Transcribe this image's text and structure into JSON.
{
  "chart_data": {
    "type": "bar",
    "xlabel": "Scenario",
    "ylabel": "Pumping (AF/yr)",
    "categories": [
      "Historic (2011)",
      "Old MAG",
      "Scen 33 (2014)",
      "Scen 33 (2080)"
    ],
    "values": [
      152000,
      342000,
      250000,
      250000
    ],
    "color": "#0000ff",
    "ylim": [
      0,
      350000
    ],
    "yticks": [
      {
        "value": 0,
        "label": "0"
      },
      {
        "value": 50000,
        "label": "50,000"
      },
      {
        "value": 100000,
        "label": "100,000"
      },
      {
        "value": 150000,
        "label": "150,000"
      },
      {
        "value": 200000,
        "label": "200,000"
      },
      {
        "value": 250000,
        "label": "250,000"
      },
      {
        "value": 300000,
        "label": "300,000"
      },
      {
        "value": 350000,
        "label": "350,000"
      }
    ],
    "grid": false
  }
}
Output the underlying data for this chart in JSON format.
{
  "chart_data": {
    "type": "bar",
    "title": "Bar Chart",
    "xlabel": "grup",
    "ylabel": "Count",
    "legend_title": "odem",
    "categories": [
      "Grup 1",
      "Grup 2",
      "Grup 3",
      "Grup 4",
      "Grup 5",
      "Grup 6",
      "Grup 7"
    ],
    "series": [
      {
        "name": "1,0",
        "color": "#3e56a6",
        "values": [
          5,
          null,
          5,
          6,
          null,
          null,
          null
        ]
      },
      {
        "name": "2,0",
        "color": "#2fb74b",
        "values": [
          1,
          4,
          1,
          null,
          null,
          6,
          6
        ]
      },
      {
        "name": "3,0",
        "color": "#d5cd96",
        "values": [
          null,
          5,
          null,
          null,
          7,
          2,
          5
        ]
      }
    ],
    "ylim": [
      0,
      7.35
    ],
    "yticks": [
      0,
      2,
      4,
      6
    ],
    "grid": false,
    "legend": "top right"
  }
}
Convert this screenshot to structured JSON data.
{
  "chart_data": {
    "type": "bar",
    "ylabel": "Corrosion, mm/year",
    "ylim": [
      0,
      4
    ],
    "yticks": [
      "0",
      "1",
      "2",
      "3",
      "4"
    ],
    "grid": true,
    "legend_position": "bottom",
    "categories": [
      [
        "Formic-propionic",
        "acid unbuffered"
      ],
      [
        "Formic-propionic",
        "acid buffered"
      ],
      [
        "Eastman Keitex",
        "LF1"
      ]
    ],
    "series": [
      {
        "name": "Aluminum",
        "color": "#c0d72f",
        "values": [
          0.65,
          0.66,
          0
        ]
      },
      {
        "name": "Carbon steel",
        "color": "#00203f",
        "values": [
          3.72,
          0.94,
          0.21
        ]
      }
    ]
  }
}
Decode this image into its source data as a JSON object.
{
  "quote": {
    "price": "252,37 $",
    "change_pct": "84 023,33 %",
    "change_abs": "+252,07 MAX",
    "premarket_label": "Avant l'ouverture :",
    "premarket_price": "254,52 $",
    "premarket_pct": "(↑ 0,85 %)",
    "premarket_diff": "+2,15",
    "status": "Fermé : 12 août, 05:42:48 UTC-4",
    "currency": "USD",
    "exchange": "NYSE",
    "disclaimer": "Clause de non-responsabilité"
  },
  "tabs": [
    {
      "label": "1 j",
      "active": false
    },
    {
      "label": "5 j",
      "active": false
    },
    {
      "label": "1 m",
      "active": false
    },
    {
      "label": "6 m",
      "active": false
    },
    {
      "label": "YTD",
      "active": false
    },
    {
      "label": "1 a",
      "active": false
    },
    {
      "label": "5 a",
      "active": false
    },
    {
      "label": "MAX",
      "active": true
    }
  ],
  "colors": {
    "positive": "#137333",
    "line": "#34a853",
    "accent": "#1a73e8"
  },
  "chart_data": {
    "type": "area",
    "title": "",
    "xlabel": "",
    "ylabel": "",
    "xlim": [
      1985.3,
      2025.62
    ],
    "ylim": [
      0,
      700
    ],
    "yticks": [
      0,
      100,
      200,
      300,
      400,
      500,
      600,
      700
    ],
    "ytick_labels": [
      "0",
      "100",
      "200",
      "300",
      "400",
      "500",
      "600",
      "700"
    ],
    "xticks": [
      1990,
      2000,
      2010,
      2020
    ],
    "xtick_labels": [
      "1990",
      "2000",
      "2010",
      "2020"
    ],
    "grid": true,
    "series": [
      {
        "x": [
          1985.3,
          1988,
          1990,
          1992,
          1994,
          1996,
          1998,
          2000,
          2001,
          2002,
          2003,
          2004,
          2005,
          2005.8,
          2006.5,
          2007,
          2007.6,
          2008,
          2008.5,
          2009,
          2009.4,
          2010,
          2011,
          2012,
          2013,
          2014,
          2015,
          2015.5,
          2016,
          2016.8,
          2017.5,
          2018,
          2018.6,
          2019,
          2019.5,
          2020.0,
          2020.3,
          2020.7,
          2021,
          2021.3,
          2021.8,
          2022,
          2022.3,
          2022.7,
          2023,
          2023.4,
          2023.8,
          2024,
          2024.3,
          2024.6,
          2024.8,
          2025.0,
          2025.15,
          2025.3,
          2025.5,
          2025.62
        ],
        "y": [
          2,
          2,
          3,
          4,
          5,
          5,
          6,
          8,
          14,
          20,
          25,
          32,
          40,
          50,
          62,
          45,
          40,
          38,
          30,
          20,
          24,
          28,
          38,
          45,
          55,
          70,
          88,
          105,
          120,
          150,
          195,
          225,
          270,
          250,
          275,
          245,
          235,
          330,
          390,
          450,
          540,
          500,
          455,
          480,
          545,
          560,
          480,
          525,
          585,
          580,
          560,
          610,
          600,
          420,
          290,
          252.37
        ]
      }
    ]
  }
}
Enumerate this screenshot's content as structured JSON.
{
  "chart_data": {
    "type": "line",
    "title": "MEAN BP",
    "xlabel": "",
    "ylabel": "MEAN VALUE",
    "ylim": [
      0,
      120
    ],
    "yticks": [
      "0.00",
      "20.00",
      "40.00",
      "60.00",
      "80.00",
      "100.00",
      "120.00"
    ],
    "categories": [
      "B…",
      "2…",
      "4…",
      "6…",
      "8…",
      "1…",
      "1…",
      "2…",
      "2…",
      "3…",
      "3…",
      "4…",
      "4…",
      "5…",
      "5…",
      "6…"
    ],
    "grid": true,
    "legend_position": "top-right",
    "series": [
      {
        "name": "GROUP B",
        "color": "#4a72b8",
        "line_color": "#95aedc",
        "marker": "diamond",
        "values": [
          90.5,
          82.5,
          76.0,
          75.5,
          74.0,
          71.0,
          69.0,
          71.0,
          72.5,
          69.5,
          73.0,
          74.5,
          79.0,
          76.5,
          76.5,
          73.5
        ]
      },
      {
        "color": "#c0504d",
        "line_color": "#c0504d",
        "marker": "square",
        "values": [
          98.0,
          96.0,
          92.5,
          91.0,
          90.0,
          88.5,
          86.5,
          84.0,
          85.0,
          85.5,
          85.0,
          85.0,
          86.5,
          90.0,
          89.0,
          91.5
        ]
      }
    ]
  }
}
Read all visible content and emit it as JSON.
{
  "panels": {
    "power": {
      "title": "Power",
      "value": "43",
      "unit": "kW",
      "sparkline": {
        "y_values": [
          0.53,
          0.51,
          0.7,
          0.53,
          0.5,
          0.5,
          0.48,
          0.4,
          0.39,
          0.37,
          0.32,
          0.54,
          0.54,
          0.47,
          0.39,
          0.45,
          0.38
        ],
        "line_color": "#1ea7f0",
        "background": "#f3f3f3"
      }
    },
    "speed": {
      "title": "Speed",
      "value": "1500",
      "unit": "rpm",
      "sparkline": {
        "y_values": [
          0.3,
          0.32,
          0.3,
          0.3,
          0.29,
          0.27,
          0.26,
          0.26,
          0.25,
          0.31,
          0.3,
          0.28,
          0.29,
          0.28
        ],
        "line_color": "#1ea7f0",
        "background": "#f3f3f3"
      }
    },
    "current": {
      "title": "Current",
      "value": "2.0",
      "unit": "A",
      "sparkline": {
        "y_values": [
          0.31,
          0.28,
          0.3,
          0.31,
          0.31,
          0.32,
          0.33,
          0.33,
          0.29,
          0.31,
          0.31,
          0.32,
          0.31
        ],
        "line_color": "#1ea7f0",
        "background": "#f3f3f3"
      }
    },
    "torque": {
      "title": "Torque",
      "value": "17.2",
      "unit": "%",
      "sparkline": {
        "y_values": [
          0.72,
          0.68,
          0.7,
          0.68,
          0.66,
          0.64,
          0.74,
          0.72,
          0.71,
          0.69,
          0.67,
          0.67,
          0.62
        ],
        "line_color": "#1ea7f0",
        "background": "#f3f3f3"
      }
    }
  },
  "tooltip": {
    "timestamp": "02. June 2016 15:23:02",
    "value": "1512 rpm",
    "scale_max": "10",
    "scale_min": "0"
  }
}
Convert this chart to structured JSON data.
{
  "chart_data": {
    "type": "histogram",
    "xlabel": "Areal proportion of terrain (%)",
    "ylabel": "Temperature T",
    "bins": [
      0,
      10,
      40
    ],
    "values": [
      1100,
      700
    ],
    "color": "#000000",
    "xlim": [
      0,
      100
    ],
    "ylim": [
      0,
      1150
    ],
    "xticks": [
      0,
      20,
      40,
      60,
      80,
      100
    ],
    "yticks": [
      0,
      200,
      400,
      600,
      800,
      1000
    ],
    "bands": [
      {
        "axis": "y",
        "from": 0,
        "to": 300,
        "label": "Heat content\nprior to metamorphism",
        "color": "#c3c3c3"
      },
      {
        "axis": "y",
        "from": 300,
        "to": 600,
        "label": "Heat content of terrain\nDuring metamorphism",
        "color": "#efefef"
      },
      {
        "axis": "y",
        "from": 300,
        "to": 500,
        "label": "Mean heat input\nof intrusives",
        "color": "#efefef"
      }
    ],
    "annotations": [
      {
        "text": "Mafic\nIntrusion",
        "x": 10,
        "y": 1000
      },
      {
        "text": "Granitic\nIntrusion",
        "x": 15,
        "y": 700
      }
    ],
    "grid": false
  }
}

*Written instruction:* Only the number is wanted: count the lines of the records that hold the word "nIntrusion".

*Result of the exercise:* 2